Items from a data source

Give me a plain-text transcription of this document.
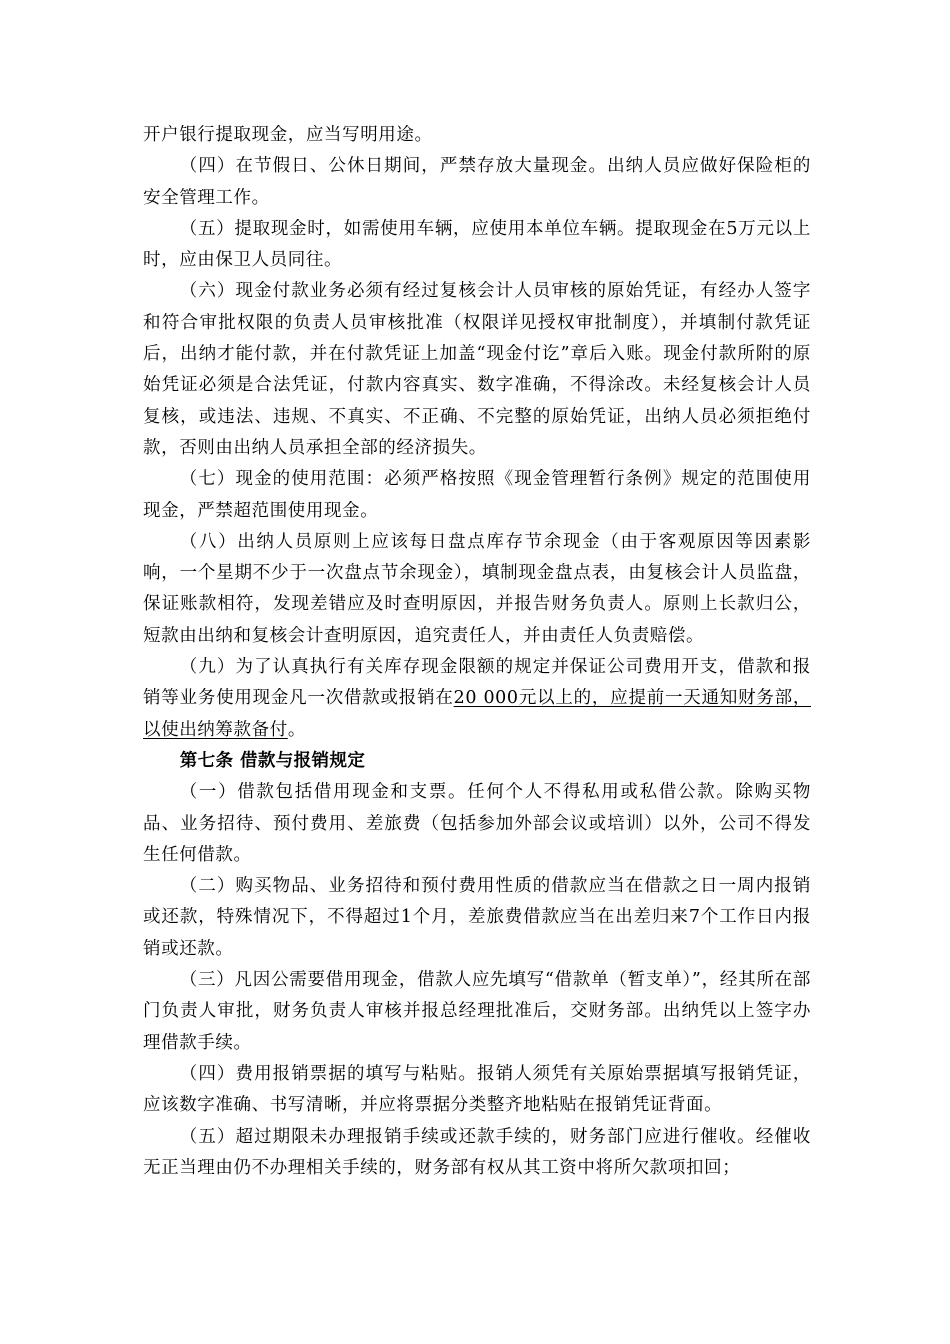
开户银行提取现金，应当写明用途。

（四）在节假日、公休日期间，严禁存放大量现金。出纳人员应做好保险柜的安全管理工作。

（五）提取现金时，如需使用车辆，应使用本单位车辆。提取现金在5万元以上时，应由保卫人员同往。

（六）现金付款业务必须有经过复核会计人员审核的原始凭证，有经办人签字和符合审批权限的负责人员审核批准（权限详见授权审批制度），并填制付款凭证后，出纳才能付款，并在付款凭证上加盖“现金付讫”章后入账。现金付款所附的原始凭证必须是合法凭证，付款内容真实、数字准确，不得涂改。未经复核会计人员复核，或违法、违规、不真实、不正确、不完整的原始凭证，出纳人员必须拒绝付款，否则由出纳人员承担全部的经济损失。

（七）现金的使用范围：必须严格按照《现金管理暂行条例》规定的范围使用现金，严禁超范围使用现金。

（八）出纳人员原则上应该每日盘点库存节余现金（由于客观原因等因素影响，一个星期不少于一次盘点节余现金），填制现金盘点表，由复核会计人员监盘，保证账款相符，发现差错应及时查明原因，并报告财务负责人。原则上长款归公，短款由出纳和复核会计查明原因，追究责任人，并由责任人负责赔偿。

（九）为了认真执行有关库存现金限额的规定并保证公司费用开支，借款和报销等业务使用现金凡一次借款或报销在20 000元以上的，应提前一天通知财务部，以使出纳筹款备付。

第七条 借款与报销规定

（一）借款包括借用现金和支票。任何个人不得私用或私借公款。除购买物品、业务招待、预付费用、差旅费（包括参加外部会议或培训）以外，公司不得发生任何借款。

（二）购买物品、业务招待和预付费用性质的借款应当在借款之日一周内报销或还款，特殊情况下，不得超过1个月，差旅费借款应当在出差归来7个工作日内报销或还款。

（三）凡因公需要借用现金，借款人应先填写“借款单（暂支单）”，经其所在部门负责人审批，财务负责人审核并报总经理批准后，交财务部。出纳凭以上签字办理借款手续。

（四）费用报销票据的填写与粘贴。报销人须凭有关原始票据填写报销凭证，应该数字准确、书写清晰，并应将票据分类整齐地粘贴在报销凭证背面。

（五）超过期限未办理报销手续或还款手续的，财务部门应进行催收。经催收无正当理由仍不办理相关手续的，财务部有权从其工资中将所欠款项扣回；
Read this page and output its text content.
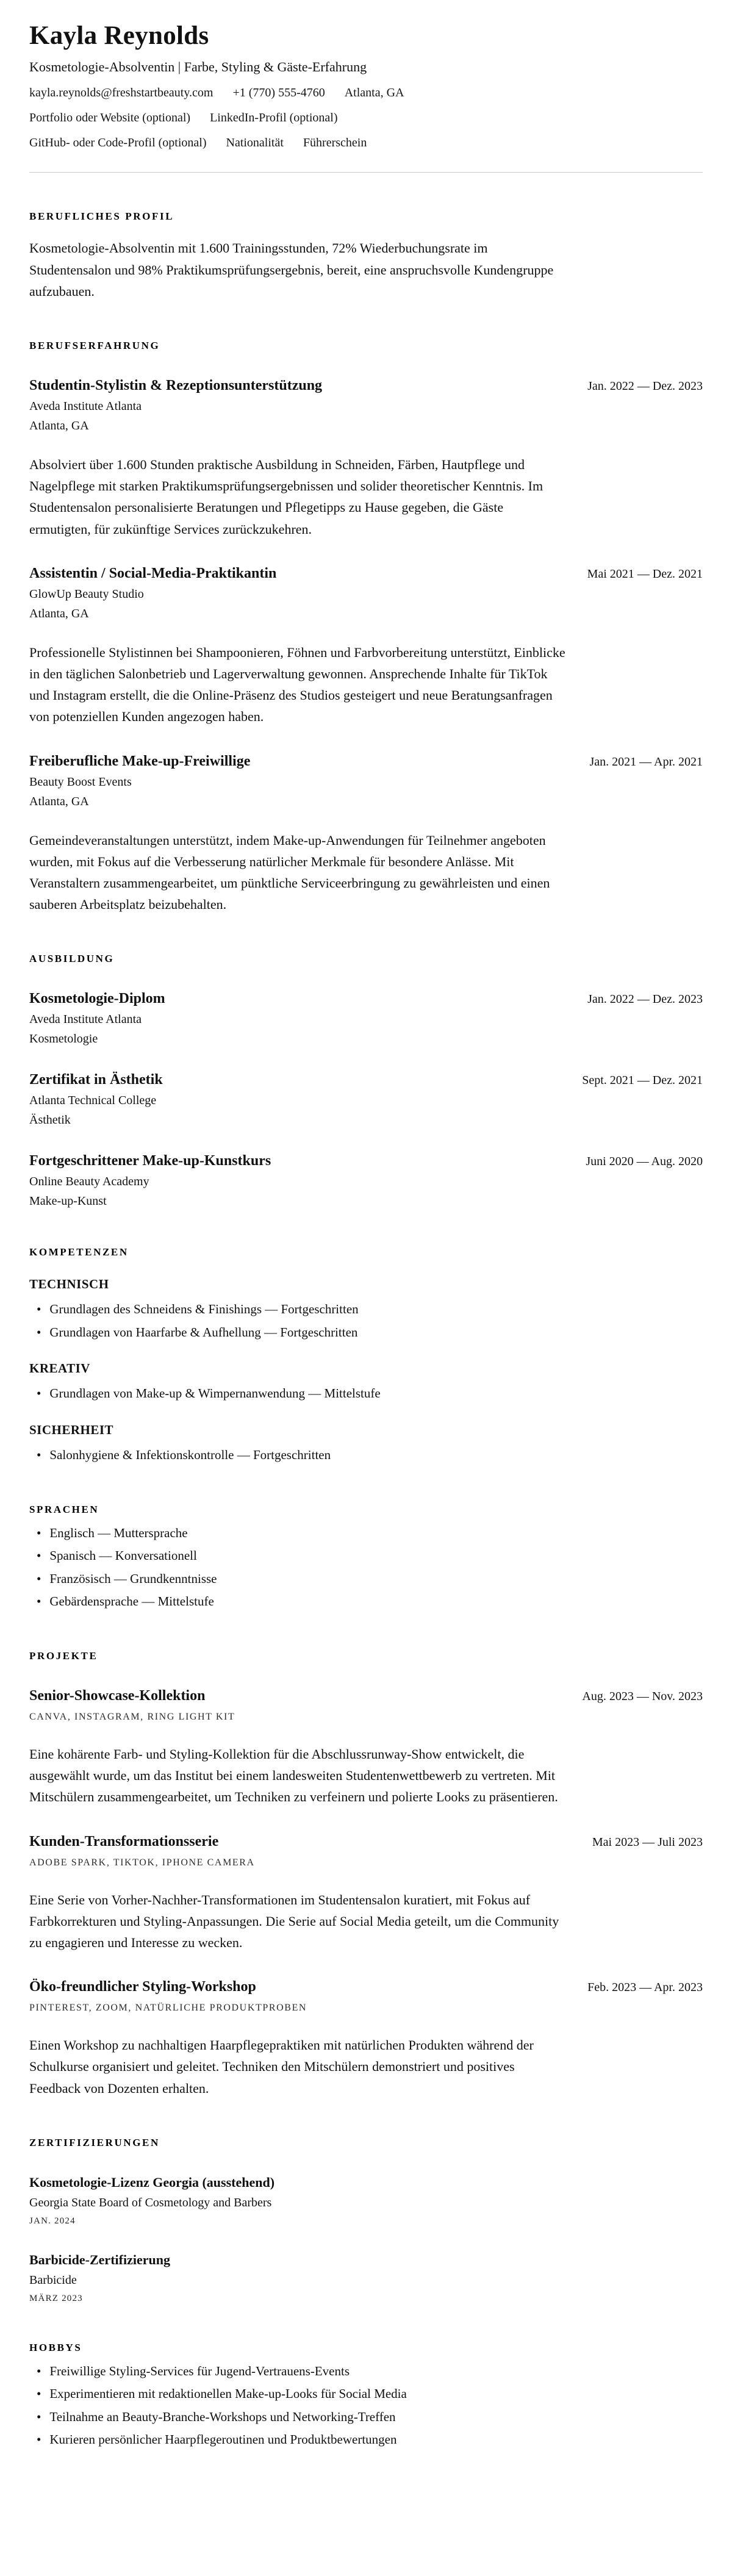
Kayla Reynolds
Kosmetologie-Absolventin | Farbe, Styling & Gäste-Erfahrung
kayla.reynolds@freshstartbeauty.com +1 (770) 555-4760 Atlanta, GA
Portfolio oder Website (optional) LinkedIn-Profil (optional)
GitHub- oder Code-Profil (optional) Nationalität Führerschein
BERUFLICHES PROFIL

Kosmetologie-Absolventin mit 1.600 Trainingsstunden, 72% Wiederbuchungsrate im Studentensalon und 98% Praktikumsprüfungsergebnis, bereit, eine anspruchsvolle Kundengruppe aufzubauen.

BERUFSERFAHRUNG
Studentin-Stylistin & Rezeptionsunterstützung	Jan. 2022 — Dez. 2023
Aveda Institute Atlanta
Atlanta, GA

Absolviert über 1.600 Stunden praktische Ausbildung in Schneiden, Färben, Hautpflege und Nagelpflege mit starken Praktikumsprüfungsergebnissen und solider theoretischer Kenntnis. Im Studentensalon personalisierte Beratungen und Pflegetipps zu Hause gegeben, die Gäste ermutigten, für zukünftige Services zurückzukehren.

Assistentin / Social-Media-Praktikantin	Mai 2021 — Dez. 2021
GlowUp Beauty Studio
Atlanta, GA

Professionelle Stylistinnen bei Shampoonieren, Föhnen und Farbvorbereitung unterstützt, Einblicke in den täglichen Salonbetrieb und Lagerverwaltung gewonnen. Ansprechende Inhalte für TikTok und Instagram erstellt, die die Online-Präsenz des Studios gesteigert und neue Beratungsanfragen von potenziellen Kunden angezogen haben.

Freiberufliche Make-up-Freiwillige	Jan. 2021 — Apr. 2021
Beauty Boost Events
Atlanta, GA

Gemeindeveranstaltungen unterstützt, indem Make-up-Anwendungen für Teilnehmer angeboten wurden, mit Fokus auf die Verbesserung natürlicher Merkmale für besondere Anlässe. Mit Veranstaltern zusammengearbeitet, um pünktliche Serviceerbringung zu gewährleisten und einen sauberen Arbeitsplatz beizubehalten.

AUSBILDUNG
Kosmetologie-Diplom	Jan. 2022 — Dez. 2023
Aveda Institute Atlanta
Kosmetologie
Zertifikat in Ästhetik	Sept. 2021 — Dez. 2021
Atlanta Technical College
Ästhetik
Fortgeschrittener Make-up-Kunstkurs	Juni 2020 — Aug. 2020
Online Beauty Academy
Make-up-Kunst
KOMPETENZEN
TECHNISCH
• Grundlagen des Schneidens & Finishings — Fortgeschritten
• Grundlagen von Haarfarbe & Aufhellung — Fortgeschritten
KREATIV
• Grundlagen von Make-up & Wimpernanwendung — Mittelstufe
SICHERHEIT
• Salonhygiene & Infektionskontrolle — Fortgeschritten
SPRACHEN
• Englisch — Muttersprache
• Spanisch — Konversationell
• Französisch — Grundkenntnisse
• Gebärdensprache — Mittelstufe
PROJEKTE
Senior-Showcase-Kollektion	Aug. 2023 — Nov. 2023
CANVA, INSTAGRAM, RING LIGHT KIT

Eine kohärente Farb- und Styling-Kollektion für die Abschlussrunway-Show entwickelt, die ausgewählt wurde, um das Institut bei einem landesweiten Studentenwettbewerb zu vertreten. Mit Mitschülern zusammengearbeitet, um Techniken zu verfeinern und polierte Looks zu präsentieren.

Kunden-Transformationsserie	Mai 2023 — Juli 2023
ADOBE SPARK, TIKTOK, IPHONE CAMERA

Eine Serie von Vorher-Nachher-Transformationen im Studentensalon kuratiert, mit Fokus auf Farbkorrekturen und Styling-Anpassungen. Die Serie auf Social Media geteilt, um die Community zu engagieren und Interesse zu wecken.

Öko-freundlicher Styling-Workshop	Feb. 2023 — Apr. 2023
PINTEREST, ZOOM, NATÜRLICHE PRODUKTPROBEN

Einen Workshop zu nachhaltigen Haarpflegepraktiken mit natürlichen Produkten während der Schulkurse organisiert und geleitet. Techniken den Mitschülern demonstriert und positives Feedback von Dozenten erhalten.

ZERTIFIZIERUNGEN
Kosmetologie-Lizenz Georgia (ausstehend)
Georgia State Board of Cosmetology and Barbers
JAN. 2024
Barbicide-Zertifizierung
Barbicide
MÄRZ 2023
HOBBYS
• Freiwillige Styling-Services für Jugend-Vertrauens-Events
• Experimentieren mit redaktionellen Make-up-Looks für Social Media
• Teilnahme an Beauty-Branche-Workshops und Networking-Treffen
• Kurieren persönlicher Haarpflegeroutinen und Produktbewertungen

> **EXERCISE DETAILS**
Identify the lines of the data that contain the word "text". Copy each of them.

> **THE RESULT**
Give me a plain-text transcription of this document.
Read this page and output its text content.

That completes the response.